- TASK INSTRUCTIONS -
Transcribe all the entries word for word, but omit the images.

Data tied to figure images:
::::

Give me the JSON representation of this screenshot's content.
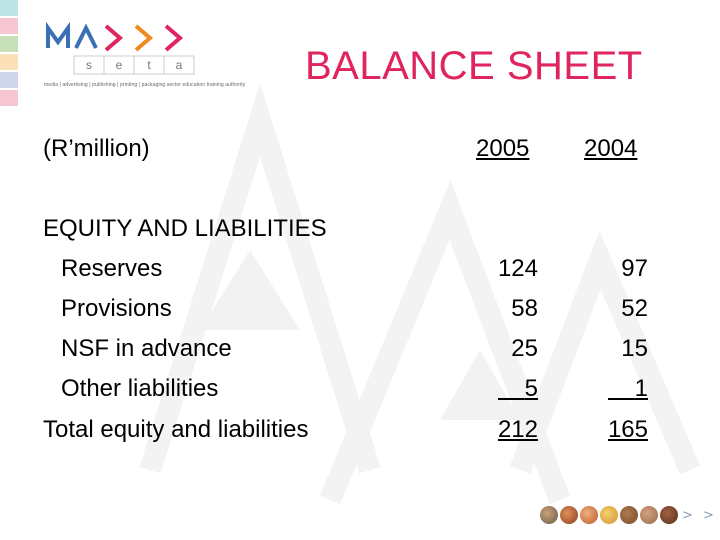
{
  "logo": {
    "wordmark": "MAPPP",
    "letters": [
      "s",
      "e",
      "t",
      "a"
    ],
    "tagline": "media | advertising | publishing | printing | packaging  sector education training authority",
    "colors": [
      "#3a6fb5",
      "#e0245e",
      "#f08a1c",
      "#c8c8c8"
    ]
  },
  "title": "BALANCE SHEET",
  "header": {
    "unit_label": "(R’million)",
    "years": [
      "2005",
      "2004"
    ]
  },
  "section_label": "EQUITY AND LIABILITIES",
  "rows": [
    {
      "label": "Reserves",
      "v2005": "124",
      "v2004": "97"
    },
    {
      "label": "Provisions",
      "v2005": "58",
      "v2004": "52"
    },
    {
      "label": "NSF in advance",
      "v2005": "25",
      "v2004": "15"
    },
    {
      "label": "Other liabilities",
      "v2005": "5",
      "v2004": "1"
    },
    {
      "label": "Total equity and liabilities",
      "v2005": "212",
      "v2004": "165"
    }
  ],
  "footer": {
    "next_glyph": "> >",
    "thumbnail_colors": [
      "#6b5a45",
      "#8a3f1d",
      "#b85a2a",
      "#d09030",
      "#7a4a2a",
      "#9a6a4a",
      "#5a3020"
    ]
  },
  "accent_color": "#e0245e"
}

::::

- WORKED ANSWER -
Give me the JSON representation of this screenshot's content.
{
  "logo": {
    "wordmark": "MAPPP",
    "letters": [
      "s",
      "e",
      "t",
      "a"
    ],
    "tagline": "media | advertising | publishing | printing | packaging  sector education training authority",
    "colors": [
      "#3a6fb5",
      "#e0245e",
      "#f08a1c",
      "#c8c8c8"
    ]
  },
  "title": "BALANCE SHEET",
  "header": {
    "unit_label": "(R’million)",
    "years": [
      "2005",
      "2004"
    ]
  },
  "section_label": "EQUITY AND LIABILITIES",
  "rows": [
    {
      "label": "Reserves",
      "v2005": "124",
      "v2004": "97"
    },
    {
      "label": "Provisions",
      "v2005": "58",
      "v2004": "52"
    },
    {
      "label": "NSF in advance",
      "v2005": "25",
      "v2004": "15"
    },
    {
      "label": "Other liabilities",
      "v2005": "5",
      "v2004": "1"
    },
    {
      "label": "Total equity and liabilities",
      "v2005": "212",
      "v2004": "165"
    }
  ],
  "footer": {
    "next_glyph": "> >",
    "thumbnail_colors": [
      "#6b5a45",
      "#8a3f1d",
      "#b85a2a",
      "#d09030",
      "#7a4a2a",
      "#9a6a4a",
      "#5a3020"
    ]
  },
  "accent_color": "#e0245e"
}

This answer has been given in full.